## START Data for this exercise

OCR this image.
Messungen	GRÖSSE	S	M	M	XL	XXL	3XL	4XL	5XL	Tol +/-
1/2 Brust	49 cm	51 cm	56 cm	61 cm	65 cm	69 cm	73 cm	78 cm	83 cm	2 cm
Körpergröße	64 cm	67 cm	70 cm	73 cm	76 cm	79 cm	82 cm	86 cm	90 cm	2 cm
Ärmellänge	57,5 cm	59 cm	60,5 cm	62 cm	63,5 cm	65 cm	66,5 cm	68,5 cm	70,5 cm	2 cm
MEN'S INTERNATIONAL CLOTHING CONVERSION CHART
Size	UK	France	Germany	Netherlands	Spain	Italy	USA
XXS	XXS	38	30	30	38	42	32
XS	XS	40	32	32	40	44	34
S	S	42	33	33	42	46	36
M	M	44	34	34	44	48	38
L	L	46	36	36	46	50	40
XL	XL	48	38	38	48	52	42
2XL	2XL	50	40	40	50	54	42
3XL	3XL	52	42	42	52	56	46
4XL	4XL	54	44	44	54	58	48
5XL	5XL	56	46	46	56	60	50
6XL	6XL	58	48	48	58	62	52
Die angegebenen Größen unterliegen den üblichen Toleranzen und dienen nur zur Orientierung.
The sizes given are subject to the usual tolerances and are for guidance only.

## END Data for this exercise
## START Data for this exercise

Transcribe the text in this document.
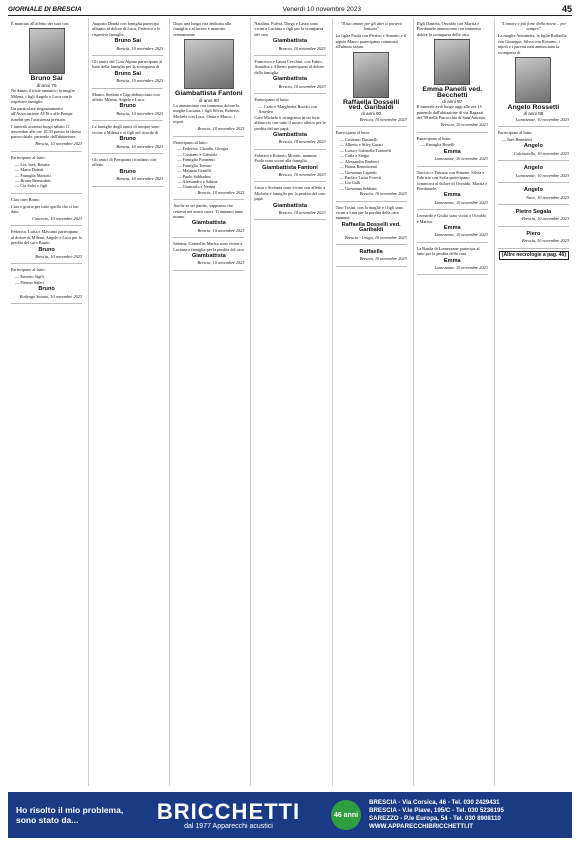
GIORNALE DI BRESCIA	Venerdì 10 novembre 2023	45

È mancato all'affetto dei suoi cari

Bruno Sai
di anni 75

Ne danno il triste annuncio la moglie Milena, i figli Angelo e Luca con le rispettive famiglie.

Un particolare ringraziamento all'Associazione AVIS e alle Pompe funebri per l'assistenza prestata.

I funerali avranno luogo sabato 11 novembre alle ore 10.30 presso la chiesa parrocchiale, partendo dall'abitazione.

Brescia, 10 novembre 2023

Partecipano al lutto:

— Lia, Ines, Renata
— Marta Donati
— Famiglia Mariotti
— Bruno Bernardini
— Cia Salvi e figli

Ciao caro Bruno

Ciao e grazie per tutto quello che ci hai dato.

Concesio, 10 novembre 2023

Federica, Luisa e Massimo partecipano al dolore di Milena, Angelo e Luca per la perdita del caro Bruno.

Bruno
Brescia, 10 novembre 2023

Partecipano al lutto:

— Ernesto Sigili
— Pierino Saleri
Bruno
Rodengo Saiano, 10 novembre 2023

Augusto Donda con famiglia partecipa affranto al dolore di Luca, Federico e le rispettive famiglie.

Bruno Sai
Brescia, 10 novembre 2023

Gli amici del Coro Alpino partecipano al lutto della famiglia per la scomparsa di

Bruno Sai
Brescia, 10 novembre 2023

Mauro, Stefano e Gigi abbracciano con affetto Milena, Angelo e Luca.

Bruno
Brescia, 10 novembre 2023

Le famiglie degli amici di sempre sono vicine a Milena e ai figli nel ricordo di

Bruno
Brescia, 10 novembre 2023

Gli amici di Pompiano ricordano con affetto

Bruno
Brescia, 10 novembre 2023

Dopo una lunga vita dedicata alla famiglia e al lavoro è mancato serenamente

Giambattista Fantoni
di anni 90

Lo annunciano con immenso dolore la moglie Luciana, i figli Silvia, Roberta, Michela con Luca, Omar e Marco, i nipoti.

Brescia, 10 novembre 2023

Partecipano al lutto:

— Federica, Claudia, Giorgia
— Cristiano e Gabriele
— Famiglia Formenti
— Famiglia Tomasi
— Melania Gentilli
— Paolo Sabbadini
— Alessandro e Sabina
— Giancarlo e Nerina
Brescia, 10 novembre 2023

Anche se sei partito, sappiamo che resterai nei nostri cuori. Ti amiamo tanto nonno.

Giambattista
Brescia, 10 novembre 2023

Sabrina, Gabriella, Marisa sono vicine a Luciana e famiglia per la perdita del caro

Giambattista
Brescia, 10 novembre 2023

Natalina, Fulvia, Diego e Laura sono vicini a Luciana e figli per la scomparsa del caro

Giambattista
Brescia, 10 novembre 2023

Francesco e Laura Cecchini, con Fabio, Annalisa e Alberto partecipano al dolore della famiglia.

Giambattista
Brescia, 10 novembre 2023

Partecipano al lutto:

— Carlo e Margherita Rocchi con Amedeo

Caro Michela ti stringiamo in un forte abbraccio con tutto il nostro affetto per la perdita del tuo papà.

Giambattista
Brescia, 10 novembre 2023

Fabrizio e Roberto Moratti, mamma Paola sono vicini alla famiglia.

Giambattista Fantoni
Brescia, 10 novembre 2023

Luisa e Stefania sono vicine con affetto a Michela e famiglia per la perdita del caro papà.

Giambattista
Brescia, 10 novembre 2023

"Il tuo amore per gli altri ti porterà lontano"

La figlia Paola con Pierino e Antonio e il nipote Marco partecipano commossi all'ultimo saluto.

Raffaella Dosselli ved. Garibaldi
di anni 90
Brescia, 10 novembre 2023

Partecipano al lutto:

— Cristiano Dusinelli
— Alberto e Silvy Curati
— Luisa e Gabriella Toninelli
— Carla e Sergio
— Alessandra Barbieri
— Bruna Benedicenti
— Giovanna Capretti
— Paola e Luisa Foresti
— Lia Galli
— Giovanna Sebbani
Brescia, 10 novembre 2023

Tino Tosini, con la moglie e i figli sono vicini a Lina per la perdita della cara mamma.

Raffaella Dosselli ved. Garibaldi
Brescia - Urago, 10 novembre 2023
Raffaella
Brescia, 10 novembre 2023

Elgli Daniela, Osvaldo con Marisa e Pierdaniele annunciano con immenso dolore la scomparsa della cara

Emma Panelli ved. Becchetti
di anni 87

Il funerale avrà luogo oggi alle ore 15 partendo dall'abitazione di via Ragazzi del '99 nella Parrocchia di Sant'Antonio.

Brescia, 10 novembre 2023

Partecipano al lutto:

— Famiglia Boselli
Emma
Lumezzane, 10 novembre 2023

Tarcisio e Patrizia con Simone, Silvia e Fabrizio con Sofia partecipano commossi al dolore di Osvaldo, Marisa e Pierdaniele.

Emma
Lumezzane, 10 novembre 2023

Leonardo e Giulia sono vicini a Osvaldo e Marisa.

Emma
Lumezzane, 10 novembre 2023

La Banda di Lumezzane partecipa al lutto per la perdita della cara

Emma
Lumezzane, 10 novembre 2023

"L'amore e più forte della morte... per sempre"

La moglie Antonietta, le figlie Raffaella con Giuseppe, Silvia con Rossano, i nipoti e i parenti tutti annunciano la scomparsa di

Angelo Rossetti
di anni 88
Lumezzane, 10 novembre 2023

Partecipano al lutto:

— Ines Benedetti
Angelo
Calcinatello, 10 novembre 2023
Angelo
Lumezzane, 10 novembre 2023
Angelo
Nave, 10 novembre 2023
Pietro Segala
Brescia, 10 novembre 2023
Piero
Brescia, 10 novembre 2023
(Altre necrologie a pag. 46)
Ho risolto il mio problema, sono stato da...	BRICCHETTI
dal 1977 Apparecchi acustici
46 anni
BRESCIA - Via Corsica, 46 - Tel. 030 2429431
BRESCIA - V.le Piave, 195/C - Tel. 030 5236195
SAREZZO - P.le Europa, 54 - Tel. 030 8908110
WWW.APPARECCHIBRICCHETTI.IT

## END Data for this exercise

• **What the task requires**
Search the data above for the word "alle", then gather each line in which it appears.

• **Finished answer**
Un particolare ringraziamento all'Associazione AVIS e alle Pompe funebri per l'assistenza prestata.
I funerali avranno luogo sabato 11 novembre alle ore 10.30 presso la chiesa parrocchiale, partendo dall'abitazione.
Il funerale avrà luogo oggi alle ore 15 partendo dall'abitazione di via Ragazzi del '99 nella Parrocchia di Sant'Antonio.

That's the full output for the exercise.